Show every line below where "description" can be found.

(A run of records)
## START
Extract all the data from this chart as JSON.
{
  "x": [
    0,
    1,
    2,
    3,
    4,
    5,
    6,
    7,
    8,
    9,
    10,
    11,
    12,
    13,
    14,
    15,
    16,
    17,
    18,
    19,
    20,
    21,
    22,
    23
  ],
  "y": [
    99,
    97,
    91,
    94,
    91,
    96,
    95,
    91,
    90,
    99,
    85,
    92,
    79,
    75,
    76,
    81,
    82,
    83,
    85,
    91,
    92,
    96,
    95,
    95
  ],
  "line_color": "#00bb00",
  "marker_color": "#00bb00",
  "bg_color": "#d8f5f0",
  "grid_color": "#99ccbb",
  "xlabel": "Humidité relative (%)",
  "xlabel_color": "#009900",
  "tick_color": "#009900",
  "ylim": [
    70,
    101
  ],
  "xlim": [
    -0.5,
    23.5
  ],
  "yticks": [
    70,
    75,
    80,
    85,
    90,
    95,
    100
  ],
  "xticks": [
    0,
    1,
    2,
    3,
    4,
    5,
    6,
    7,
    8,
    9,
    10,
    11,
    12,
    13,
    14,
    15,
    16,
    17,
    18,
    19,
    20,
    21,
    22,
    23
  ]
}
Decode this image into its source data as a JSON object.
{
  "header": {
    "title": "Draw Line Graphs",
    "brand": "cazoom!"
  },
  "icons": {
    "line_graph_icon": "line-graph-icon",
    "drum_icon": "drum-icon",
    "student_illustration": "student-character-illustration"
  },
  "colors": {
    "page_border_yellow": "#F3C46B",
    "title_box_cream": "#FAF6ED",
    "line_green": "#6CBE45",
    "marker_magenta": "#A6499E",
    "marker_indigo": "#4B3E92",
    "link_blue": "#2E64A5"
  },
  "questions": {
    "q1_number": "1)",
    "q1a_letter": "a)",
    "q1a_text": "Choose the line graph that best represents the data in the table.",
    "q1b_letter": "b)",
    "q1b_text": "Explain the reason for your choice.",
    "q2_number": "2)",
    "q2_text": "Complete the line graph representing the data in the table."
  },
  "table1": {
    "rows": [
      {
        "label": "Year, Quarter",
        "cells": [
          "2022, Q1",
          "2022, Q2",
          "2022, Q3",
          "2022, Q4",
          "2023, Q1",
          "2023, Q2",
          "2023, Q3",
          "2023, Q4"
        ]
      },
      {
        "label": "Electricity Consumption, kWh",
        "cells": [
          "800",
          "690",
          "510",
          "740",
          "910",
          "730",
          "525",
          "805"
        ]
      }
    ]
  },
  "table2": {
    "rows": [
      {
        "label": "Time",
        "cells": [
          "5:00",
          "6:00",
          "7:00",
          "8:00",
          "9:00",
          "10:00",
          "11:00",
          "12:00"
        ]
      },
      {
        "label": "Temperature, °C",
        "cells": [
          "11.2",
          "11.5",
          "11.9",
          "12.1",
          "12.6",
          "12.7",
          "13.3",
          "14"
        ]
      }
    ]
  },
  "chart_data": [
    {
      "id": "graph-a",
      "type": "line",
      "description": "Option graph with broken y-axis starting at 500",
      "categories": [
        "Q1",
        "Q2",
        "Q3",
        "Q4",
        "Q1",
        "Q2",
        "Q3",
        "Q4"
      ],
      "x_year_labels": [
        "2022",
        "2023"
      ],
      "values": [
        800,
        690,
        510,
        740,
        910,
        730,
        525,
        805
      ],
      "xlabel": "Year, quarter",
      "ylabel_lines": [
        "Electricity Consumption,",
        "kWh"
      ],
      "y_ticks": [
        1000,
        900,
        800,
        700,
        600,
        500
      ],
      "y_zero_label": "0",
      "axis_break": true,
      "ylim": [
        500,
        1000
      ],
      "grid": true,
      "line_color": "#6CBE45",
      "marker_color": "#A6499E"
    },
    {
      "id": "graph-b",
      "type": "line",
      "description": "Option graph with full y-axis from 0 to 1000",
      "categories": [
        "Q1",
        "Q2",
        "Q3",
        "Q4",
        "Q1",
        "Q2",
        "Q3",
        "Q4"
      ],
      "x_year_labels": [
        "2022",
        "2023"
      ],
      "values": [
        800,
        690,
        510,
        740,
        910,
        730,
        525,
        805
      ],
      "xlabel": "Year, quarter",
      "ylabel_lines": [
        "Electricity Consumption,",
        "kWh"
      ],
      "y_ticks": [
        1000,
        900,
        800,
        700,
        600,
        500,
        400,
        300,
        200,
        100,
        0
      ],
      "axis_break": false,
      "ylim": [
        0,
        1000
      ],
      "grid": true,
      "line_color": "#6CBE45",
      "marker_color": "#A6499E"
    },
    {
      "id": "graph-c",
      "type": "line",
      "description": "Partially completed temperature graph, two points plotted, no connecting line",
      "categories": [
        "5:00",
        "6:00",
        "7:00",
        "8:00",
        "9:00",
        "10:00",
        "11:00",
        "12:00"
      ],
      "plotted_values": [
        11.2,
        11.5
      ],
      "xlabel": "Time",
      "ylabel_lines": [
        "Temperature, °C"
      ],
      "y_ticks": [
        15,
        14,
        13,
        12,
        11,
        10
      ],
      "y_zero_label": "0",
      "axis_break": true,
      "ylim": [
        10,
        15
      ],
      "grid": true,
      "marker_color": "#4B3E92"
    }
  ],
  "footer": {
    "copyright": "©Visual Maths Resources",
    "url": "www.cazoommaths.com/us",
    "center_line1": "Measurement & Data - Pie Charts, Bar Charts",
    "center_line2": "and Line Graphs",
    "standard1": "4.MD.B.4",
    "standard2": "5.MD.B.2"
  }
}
## END
▸ **Written response**
      "description": "Option graph with broken y-axis starting at 500",
      "description": "Option graph with full y-axis from 0 to 1000",
      "description": "Partially completed temperature graph, two points plotted, no connecting line",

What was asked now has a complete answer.